::: SELECTED TEXT
2007-02-15 18:55:25 · 7 answers · asked by Dr. Sweets 1 in Family & Relationships Family

Well thanks for the answers so far. It is kinda hard for me to get around. I live in a very small town. Just to give you an example I have to drive 30 minutes just to go to walmart. The Family Support Group that is connected with my husband is over and hour away. He got deployed with another unit, they needed 2 more ppl. So he was one of them. Right now our home unit doesn't have a support group. I have called and called to see if they will get one going. It will be alot easier for me to get to the one here in town. But they never can give me a straight answer. I hate that.

2007-02-16 06:00:00 · update #1

7 answers

you can talk to me if u want i am in the same boat as u hubby in military in Iraq gone since June (national guard 18 month deployment) take u crafts organzing exercise get in shape ...get a part time job or go to school if someone can watch kids have movie night fun nights with kids...its okay hun it will get better trust me..i am right with u and i know how u feel...try to just take it one day at a time..good don't watch the news i don't either i just read gossip magazines...pick ur self up dust ur self off it will okay ur hubby will be okay and he will be home before u know it
hugs!
::::::
::: DATA SHOWN
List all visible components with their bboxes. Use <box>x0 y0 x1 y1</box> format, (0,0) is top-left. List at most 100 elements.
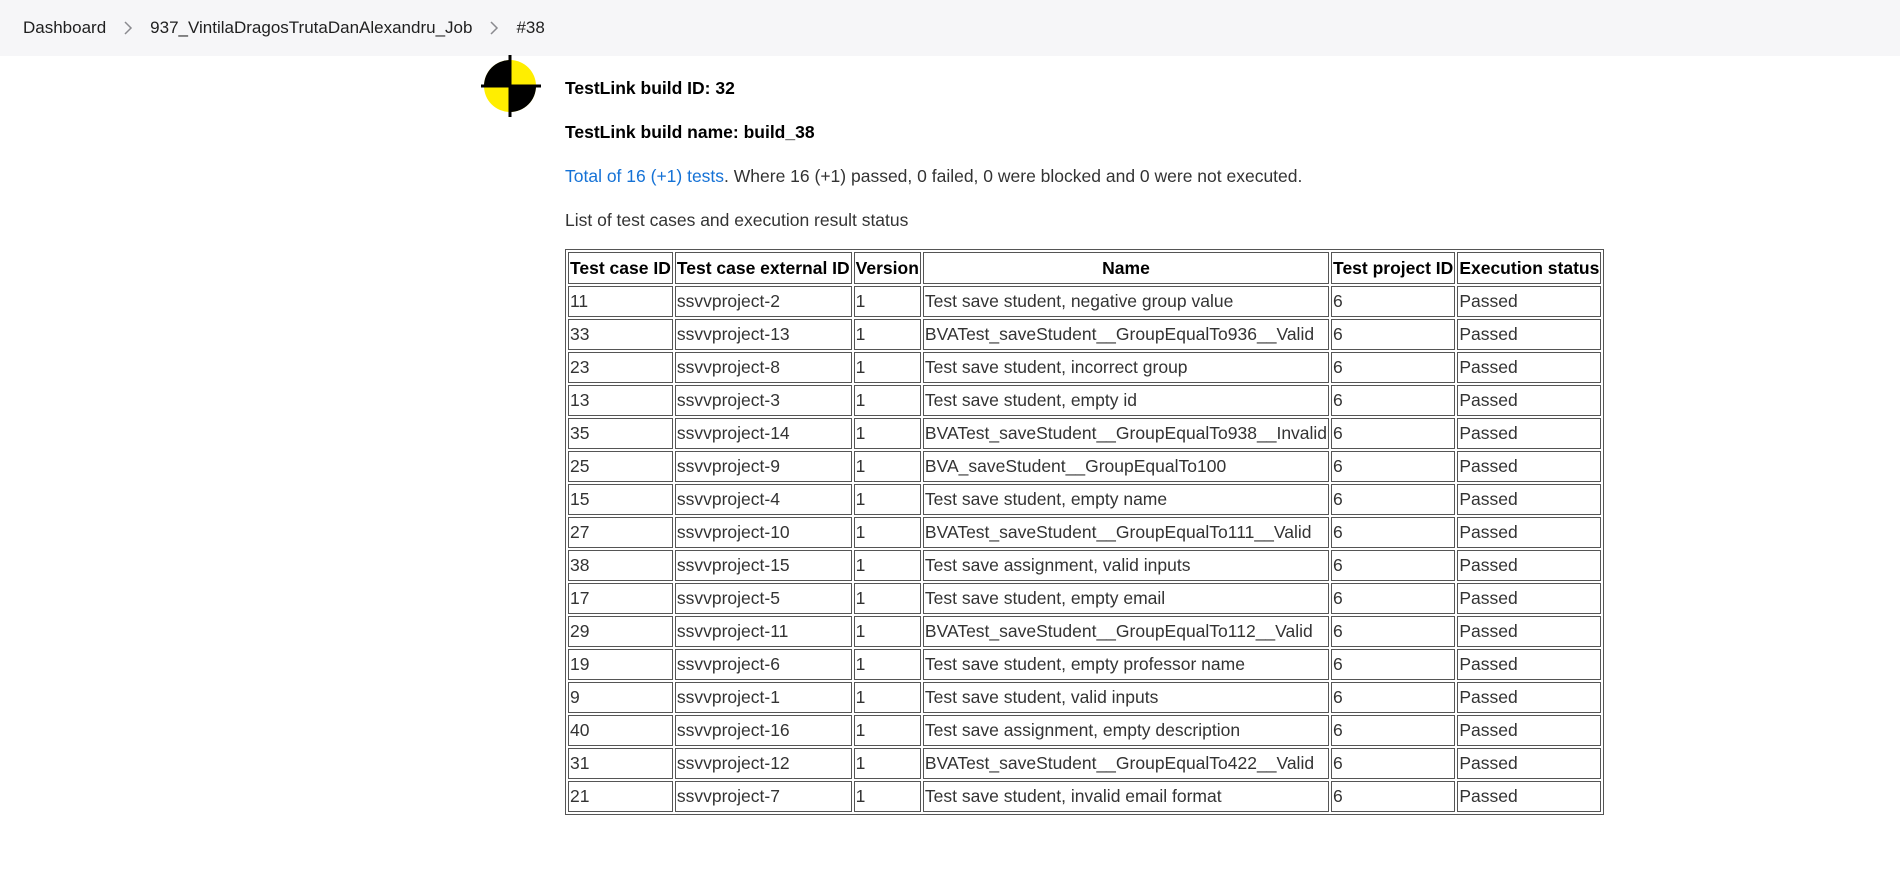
cell-project-id: 6 <box>1331 418 1456 449</box>
breadcrumb-job[interactable]: 937_VintilaDragosTrutaDanAlexandru_Job <box>150 18 472 38</box>
cell-execution-status: Passed <box>1457 319 1602 350</box>
col-header-project-id: Test project ID <box>1331 252 1456 284</box>
cell-project-id: 6 <box>1331 550 1456 581</box>
cell-name: BVATest_saveStudent__GroupEqualTo936__Va… <box>922 319 1330 350</box>
cell-external-id: ssvvproject-2 <box>674 286 852 317</box>
cell-test-case-id: 31 <box>568 748 673 779</box>
cell-external-id: ssvvproject-12 <box>674 748 852 779</box>
cell-name: Test save student, empty professor name <box>922 649 1330 680</box>
cell-external-id: ssvvproject-11 <box>674 616 852 647</box>
cell-external-id: ssvvproject-7 <box>674 781 852 812</box>
chevron-right-icon <box>472 21 516 35</box>
testlink-logo-icon <box>481 55 543 117</box>
table-row: 38 ssvvproject-15 1 Test save assignment, v… <box>568 550 1602 581</box>
cell-external-id: ssvvproject-16 <box>674 715 852 746</box>
cell-external-id: ssvvproject-10 <box>674 517 852 548</box>
table-row: 15 ssvvproject-4 1 Test save student, empty… <box>568 484 1602 515</box>
cell-external-id: ssvvproject-13 <box>674 319 852 350</box>
list-caption: List of test cases and execution result … <box>565 210 909 230</box>
breadcrumb-build[interactable]: #38 <box>516 18 544 38</box>
cell-test-case-id: 19 <box>568 649 673 680</box>
breadcrumb-dashboard[interactable]: Dashboard <box>23 18 106 38</box>
col-header-version: Version <box>853 252 921 284</box>
cell-version: 1 <box>853 748 921 779</box>
cell-version: 1 <box>853 451 921 482</box>
cell-test-case-id: 40 <box>568 715 673 746</box>
col-header-name: Name <box>922 252 1330 284</box>
cell-version: 1 <box>853 418 921 449</box>
table-header-row: Test case ID Test case external ID Versi… <box>568 252 1602 284</box>
cell-version: 1 <box>853 286 921 317</box>
cell-name: BVATest_saveStudent__GroupEqualTo422__Va… <box>922 748 1330 779</box>
cell-name: BVATest_saveStudent__GroupEqualTo112__Va… <box>922 616 1330 647</box>
cell-project-id: 6 <box>1331 484 1456 515</box>
cell-external-id: ssvvproject-15 <box>674 550 852 581</box>
cell-execution-status: Passed <box>1457 583 1602 614</box>
cell-name: Test save student, empty name <box>922 484 1330 515</box>
build-id: TestLink build ID: 32 <box>565 78 735 98</box>
cell-test-case-id: 21 <box>568 781 673 812</box>
table-row: 27 ssvvproject-10 1 BVATest_saveStudent__Gr… <box>568 517 1602 548</box>
cell-version: 1 <box>853 319 921 350</box>
cell-test-case-id: 11 <box>568 286 673 317</box>
cell-name: Test save student, empty email <box>922 583 1330 614</box>
cell-execution-status: Passed <box>1457 385 1602 416</box>
cell-name: BVATest_saveStudent__GroupEqualTo938__In… <box>922 418 1330 449</box>
cell-test-case-id: 15 <box>568 484 673 515</box>
cell-version: 1 <box>853 550 921 581</box>
cell-execution-status: Passed <box>1457 682 1602 713</box>
table-row: 19 ssvvproject-6 1 Test save student, empty… <box>568 649 1602 680</box>
cell-test-case-id: 35 <box>568 418 673 449</box>
cell-project-id: 6 <box>1331 385 1456 416</box>
build-name: TestLink build name: build_38 <box>565 122 815 142</box>
cell-version: 1 <box>853 616 921 647</box>
cell-version: 1 <box>853 385 921 416</box>
cell-project-id: 6 <box>1331 715 1456 746</box>
table-row: 23 ssvvproject-8 1 Test save student, incor… <box>568 352 1602 383</box>
cell-project-id: 6 <box>1331 352 1456 383</box>
cell-external-id: ssvvproject-14 <box>674 418 852 449</box>
cell-project-id: 6 <box>1331 649 1456 680</box>
cell-execution-status: Passed <box>1457 286 1602 317</box>
cell-name: Test save student, empty id <box>922 385 1330 416</box>
cell-execution-status: Passed <box>1457 352 1602 383</box>
cell-external-id: ssvvproject-9 <box>674 451 852 482</box>
table-row: 35 ssvvproject-14 1 BVATest_saveStudent__Gr… <box>568 418 1602 449</box>
table-row: 29 ssvvproject-11 1 BVATest_saveStudent__Gr… <box>568 616 1602 647</box>
cell-execution-status: Passed <box>1457 748 1602 779</box>
cell-test-case-id: 23 <box>568 352 673 383</box>
cell-execution-status: Passed <box>1457 649 1602 680</box>
cell-version: 1 <box>853 583 921 614</box>
cell-execution-status: Passed <box>1457 616 1602 647</box>
cell-project-id: 6 <box>1331 616 1456 647</box>
col-header-test-case-id: Test case ID <box>568 252 673 284</box>
cell-name: Test save student, incorrect group <box>922 352 1330 383</box>
summary-text: . Where 16 (+1) passed, 0 failed, 0 were… <box>724 166 1303 186</box>
cell-version: 1 <box>853 682 921 713</box>
total-tests-link[interactable]: Total of 16 (+1) tests <box>565 166 724 186</box>
cell-version: 1 <box>853 649 921 680</box>
cell-external-id: ssvvproject-6 <box>674 649 852 680</box>
cell-name: Test save assignment, valid inputs <box>922 550 1330 581</box>
table-row: 25 ssvvproject-9 1 BVA_saveStudent__GroupEq… <box>568 451 1602 482</box>
cell-project-id: 6 <box>1331 451 1456 482</box>
cell-project-id: 6 <box>1331 748 1456 779</box>
cell-project-id: 6 <box>1331 319 1456 350</box>
cell-project-id: 6 <box>1331 682 1456 713</box>
cell-project-id: 6 <box>1331 517 1456 548</box>
cell-external-id: ssvvproject-4 <box>674 484 852 515</box>
cell-project-id: 6 <box>1331 583 1456 614</box>
cell-name: Test save student, valid inputs <box>922 682 1330 713</box>
table-row: 40 ssvvproject-16 1 Test save assignment, e… <box>568 715 1602 746</box>
cell-test-case-id: 38 <box>568 550 673 581</box>
cell-test-case-id: 9 <box>568 682 673 713</box>
cell-project-id: 6 <box>1331 286 1456 317</box>
table-row: 21 ssvvproject-7 1 Test save student, inval… <box>568 781 1602 812</box>
cell-execution-status: Passed <box>1457 517 1602 548</box>
breadcrumb: Dashboard 937_VintilaDragosTrutaDanAlexa… <box>0 0 1900 56</box>
cell-external-id: ssvvproject-1 <box>674 682 852 713</box>
cell-name: Test save student, invalid email format <box>922 781 1330 812</box>
cell-name: Test save assignment, empty description <box>922 715 1330 746</box>
cell-execution-status: Passed <box>1457 451 1602 482</box>
cell-version: 1 <box>853 517 921 548</box>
::::::
From the forum post about the deployment, return word for word the passage running from "2007-02-15 18:55:25 ·" up to and including "I hate that.".

2007-02-15 18:55:25 · 7 answers · asked by Dr. Sweets 1 in Family & Relationships Family

Well thanks for the answers so far. It is kinda hard for me to get around. I live in a very small town. Just to give you an example I have to drive 30 minutes just to go to walmart. The Family Support Group that is connected with my husband is over and hour away. He got deployed with another unit, they needed 2 more ppl. So he was one of them. Right now our home unit doesn't have a support group. I have called and called to see if they will get one going. It will be alot easier for me to get to the one here in town. But they never can give me a straight answer. I hate that.